— BEGIN Records provided —
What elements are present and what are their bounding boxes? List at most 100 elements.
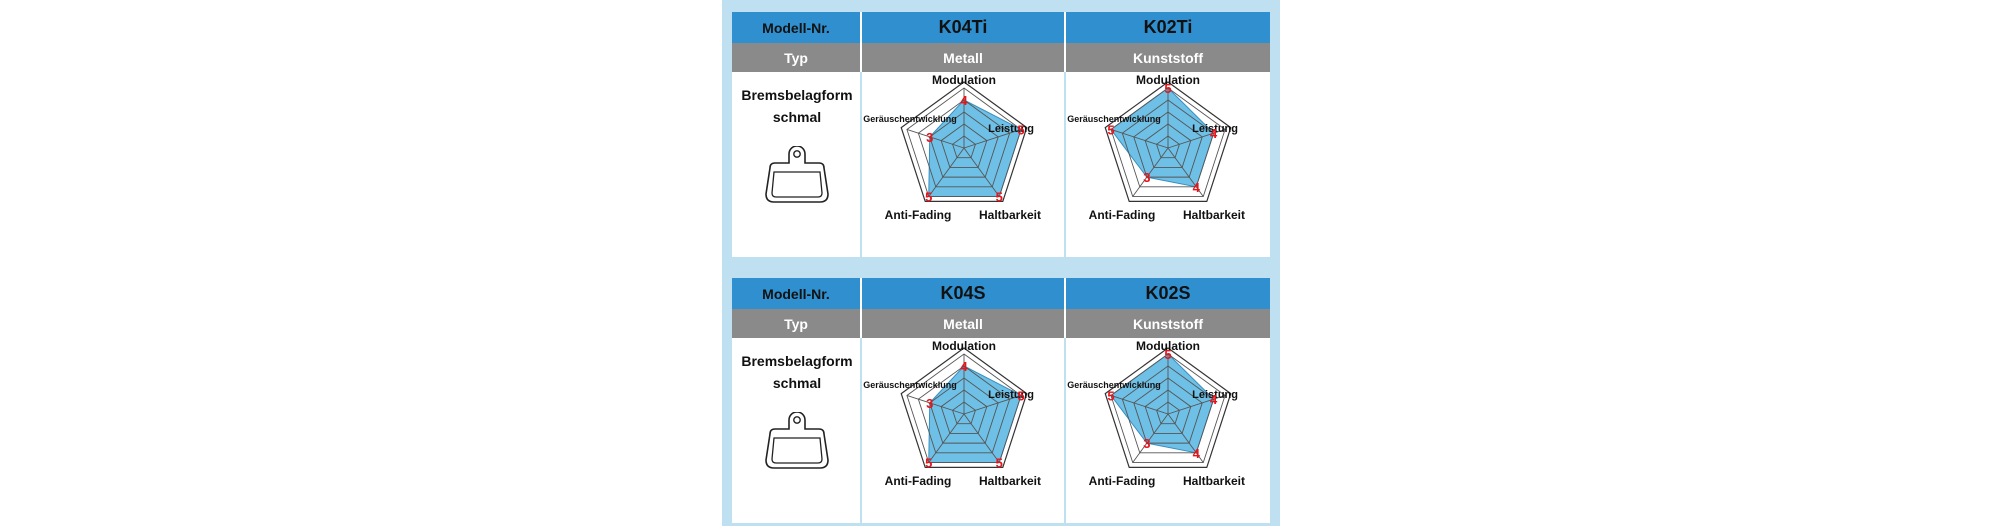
— END Records provided —
— BEGIN Records provided —
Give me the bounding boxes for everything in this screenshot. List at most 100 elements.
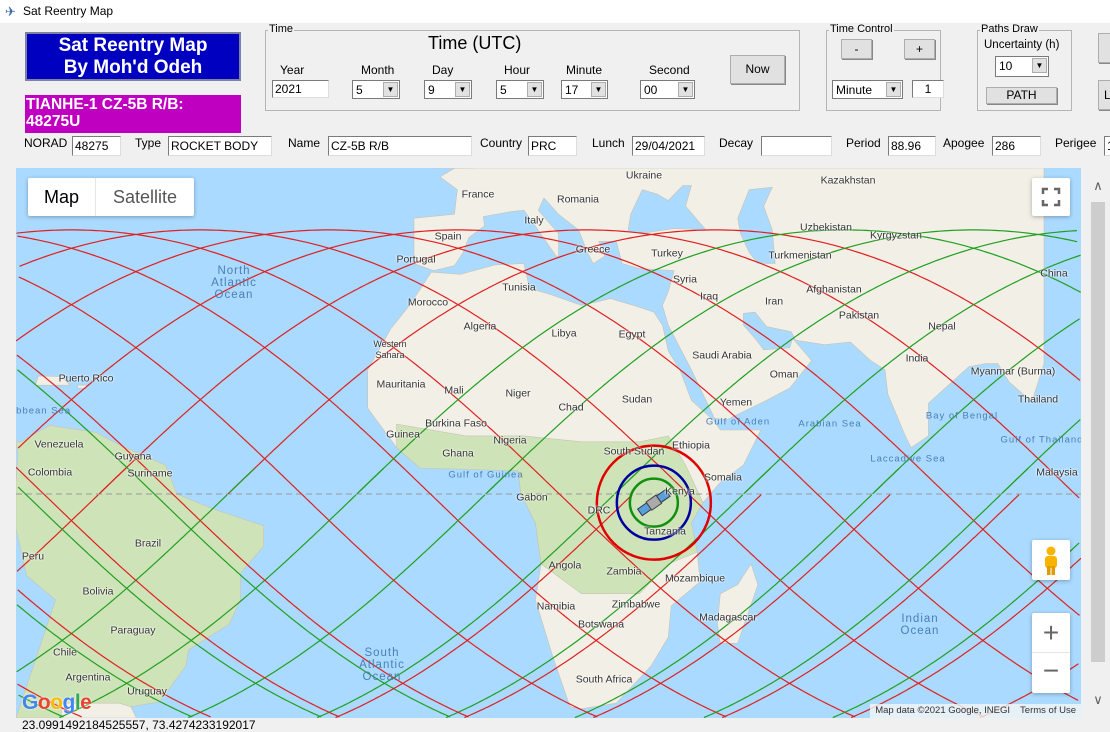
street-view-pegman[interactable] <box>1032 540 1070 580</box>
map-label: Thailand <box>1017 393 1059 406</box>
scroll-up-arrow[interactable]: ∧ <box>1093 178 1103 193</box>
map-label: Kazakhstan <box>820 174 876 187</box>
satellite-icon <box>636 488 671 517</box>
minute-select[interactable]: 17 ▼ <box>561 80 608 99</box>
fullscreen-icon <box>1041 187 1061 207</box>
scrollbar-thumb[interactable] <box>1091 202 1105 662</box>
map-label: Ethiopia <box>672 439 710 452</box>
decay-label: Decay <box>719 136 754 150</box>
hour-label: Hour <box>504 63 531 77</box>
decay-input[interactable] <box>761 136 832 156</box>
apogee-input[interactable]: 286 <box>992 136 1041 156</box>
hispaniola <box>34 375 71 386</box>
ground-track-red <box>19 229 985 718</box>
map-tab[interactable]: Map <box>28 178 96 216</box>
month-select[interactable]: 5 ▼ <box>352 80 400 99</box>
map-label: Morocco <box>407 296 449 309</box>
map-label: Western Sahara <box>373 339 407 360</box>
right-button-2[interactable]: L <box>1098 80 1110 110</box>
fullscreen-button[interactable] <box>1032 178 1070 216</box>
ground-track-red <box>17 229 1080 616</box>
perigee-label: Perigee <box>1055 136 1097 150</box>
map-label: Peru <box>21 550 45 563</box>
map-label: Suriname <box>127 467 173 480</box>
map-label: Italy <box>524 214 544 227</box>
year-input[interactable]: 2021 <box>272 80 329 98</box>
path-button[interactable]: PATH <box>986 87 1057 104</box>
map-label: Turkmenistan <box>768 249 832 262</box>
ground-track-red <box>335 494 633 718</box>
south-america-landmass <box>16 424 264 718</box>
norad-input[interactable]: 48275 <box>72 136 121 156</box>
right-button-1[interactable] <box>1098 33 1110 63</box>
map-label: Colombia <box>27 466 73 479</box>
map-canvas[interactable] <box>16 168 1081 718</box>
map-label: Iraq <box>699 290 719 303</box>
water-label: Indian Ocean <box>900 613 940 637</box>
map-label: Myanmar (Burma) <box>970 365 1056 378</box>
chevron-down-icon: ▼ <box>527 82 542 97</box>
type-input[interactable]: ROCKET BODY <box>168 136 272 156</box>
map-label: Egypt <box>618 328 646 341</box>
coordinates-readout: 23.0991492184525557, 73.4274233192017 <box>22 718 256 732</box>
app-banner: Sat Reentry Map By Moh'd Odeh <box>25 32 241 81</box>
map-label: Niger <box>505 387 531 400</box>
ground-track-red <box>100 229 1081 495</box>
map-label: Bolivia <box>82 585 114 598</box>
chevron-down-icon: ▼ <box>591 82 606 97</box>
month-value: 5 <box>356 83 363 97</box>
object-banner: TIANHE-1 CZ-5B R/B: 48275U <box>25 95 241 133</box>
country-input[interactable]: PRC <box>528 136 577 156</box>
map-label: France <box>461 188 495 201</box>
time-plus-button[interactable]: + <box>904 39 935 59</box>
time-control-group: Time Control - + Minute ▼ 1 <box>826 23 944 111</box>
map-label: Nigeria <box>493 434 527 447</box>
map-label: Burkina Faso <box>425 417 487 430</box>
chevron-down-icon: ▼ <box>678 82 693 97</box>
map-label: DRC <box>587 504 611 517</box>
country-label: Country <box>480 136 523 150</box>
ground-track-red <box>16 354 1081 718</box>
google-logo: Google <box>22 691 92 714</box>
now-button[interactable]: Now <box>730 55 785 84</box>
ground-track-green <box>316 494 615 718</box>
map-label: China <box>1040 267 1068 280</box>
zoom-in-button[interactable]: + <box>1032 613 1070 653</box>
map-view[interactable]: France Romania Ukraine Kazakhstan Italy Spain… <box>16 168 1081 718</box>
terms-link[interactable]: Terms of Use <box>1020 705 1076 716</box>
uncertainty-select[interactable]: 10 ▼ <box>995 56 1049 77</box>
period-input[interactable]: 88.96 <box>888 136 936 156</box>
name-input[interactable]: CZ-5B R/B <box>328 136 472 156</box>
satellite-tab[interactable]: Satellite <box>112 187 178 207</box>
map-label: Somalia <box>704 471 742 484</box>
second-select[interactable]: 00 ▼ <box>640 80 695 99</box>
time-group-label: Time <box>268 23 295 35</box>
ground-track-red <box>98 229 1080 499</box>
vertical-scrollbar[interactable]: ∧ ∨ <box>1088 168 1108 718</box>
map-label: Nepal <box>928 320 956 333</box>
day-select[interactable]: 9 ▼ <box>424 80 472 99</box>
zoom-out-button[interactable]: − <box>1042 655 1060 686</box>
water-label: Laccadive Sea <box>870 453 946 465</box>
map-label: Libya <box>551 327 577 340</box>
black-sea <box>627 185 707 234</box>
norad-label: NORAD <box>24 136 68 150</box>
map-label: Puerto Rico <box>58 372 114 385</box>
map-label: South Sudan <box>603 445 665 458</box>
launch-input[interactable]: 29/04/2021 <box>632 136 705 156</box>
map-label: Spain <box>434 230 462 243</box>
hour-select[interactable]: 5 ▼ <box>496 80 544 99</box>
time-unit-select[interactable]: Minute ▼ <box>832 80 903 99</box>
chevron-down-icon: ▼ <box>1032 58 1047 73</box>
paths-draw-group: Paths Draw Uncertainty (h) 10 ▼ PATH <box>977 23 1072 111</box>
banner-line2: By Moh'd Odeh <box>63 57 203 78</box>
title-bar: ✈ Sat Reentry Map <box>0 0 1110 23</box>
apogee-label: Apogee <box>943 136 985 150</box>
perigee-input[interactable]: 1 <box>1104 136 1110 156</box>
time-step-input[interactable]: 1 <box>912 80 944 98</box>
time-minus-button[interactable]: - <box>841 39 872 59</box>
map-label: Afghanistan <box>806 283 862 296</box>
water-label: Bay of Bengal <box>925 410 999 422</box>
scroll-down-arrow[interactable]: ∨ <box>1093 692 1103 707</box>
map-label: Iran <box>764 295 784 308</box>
— END Records provided —
→ **What you will do**
Rewrite the part that opens with the line containing "Give me the" and closes with the line containing "year-input[interactable]: 2021 <box>272", swapping "ground-track-red" for "ground-track-orange" and leaving everything else as it is. Give only those lines, with the picture left out.

→ **Reply**
Give me the bounding boxes for everything in this screenshot. List at most 100 elements.
street-view-pegman[interactable] <box>1032 540 1070 580</box>
map-label: Thailand <box>1017 393 1059 406</box>
scroll-up-arrow[interactable]: ∧ <box>1093 178 1103 193</box>
map-label: Kazakhstan <box>820 174 876 187</box>
satellite-icon <box>636 488 671 517</box>
minute-select[interactable]: 17 ▼ <box>561 80 608 99</box>
fullscreen-icon <box>1041 187 1061 207</box>
scrollbar-thumb[interactable] <box>1091 202 1105 662</box>
map-label: Ethiopia <box>672 439 710 452</box>
decay-label: Decay <box>719 136 754 150</box>
hour-label: Hour <box>504 63 531 77</box>
decay-input[interactable] <box>761 136 832 156</box>
apogee-input[interactable]: 286 <box>992 136 1041 156</box>
hispaniola <box>34 375 71 386</box>
ground-track-orange <box>19 229 985 718</box>
map-tab[interactable]: Map <box>28 178 96 216</box>
month-select[interactable]: 5 ▼ <box>352 80 400 99</box>
map-label: Morocco <box>407 296 449 309</box>
map-label: Western Sahara <box>373 339 407 360</box>
right-button-2[interactable]: L <box>1098 80 1110 110</box>
fullscreen-button[interactable] <box>1032 178 1070 216</box>
ground-track-orange <box>17 229 1080 616</box>
perigee-label: Perigee <box>1055 136 1097 150</box>
map-label: Peru <box>21 550 45 563</box>
map-label: Suriname <box>127 467 173 480</box>
map-label: Italy <box>524 214 544 227</box>
year-input[interactable]: 2021 <box>272 80 329 98</box>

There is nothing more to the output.